■ Task data ■
^^^^

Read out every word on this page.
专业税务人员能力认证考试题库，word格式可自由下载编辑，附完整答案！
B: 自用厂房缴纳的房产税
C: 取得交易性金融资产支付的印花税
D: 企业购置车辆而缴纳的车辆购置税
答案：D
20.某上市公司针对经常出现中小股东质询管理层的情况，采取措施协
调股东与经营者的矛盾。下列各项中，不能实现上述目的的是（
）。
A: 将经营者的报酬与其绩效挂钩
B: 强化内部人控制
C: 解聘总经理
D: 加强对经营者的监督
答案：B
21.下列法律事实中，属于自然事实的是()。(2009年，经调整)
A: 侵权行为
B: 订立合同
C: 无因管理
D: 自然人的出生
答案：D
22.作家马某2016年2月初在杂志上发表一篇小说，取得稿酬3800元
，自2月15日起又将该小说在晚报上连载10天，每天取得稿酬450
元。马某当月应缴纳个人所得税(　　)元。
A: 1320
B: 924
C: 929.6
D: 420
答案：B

^^^^

■ What the task asks ■
Quote the entire listing above exactly.

■ Output for this task ■
Read out every word on this page.
专业税务人员能力认证考试题库，word格式可自由下载编辑，附完整答案！
B: 自用厂房缴纳的房产税
C: 取得交易性金融资产支付的印花税
D: 企业购置车辆而缴纳的车辆购置税
答案：D
20.某上市公司针对经常出现中小股东质询管理层的情况，采取措施协
调股东与经营者的矛盾。下列各项中，不能实现上述目的的是（
）。
A: 将经营者的报酬与其绩效挂钩
B: 强化内部人控制
C: 解聘总经理
D: 加强对经营者的监督
答案：B
21.下列法律事实中，属于自然事实的是()。(2009年，经调整)
A: 侵权行为
B: 订立合同
C: 无因管理
D: 自然人的出生
答案：D
22.作家马某2016年2月初在杂志上发表一篇小说，取得稿酬3800元
，自2月15日起又将该小说在晚报上连载10天，每天取得稿酬450
元。马某当月应缴纳个人所得税(　　)元。
A: 1320
B: 924
C: 929.6
D: 420
答案：B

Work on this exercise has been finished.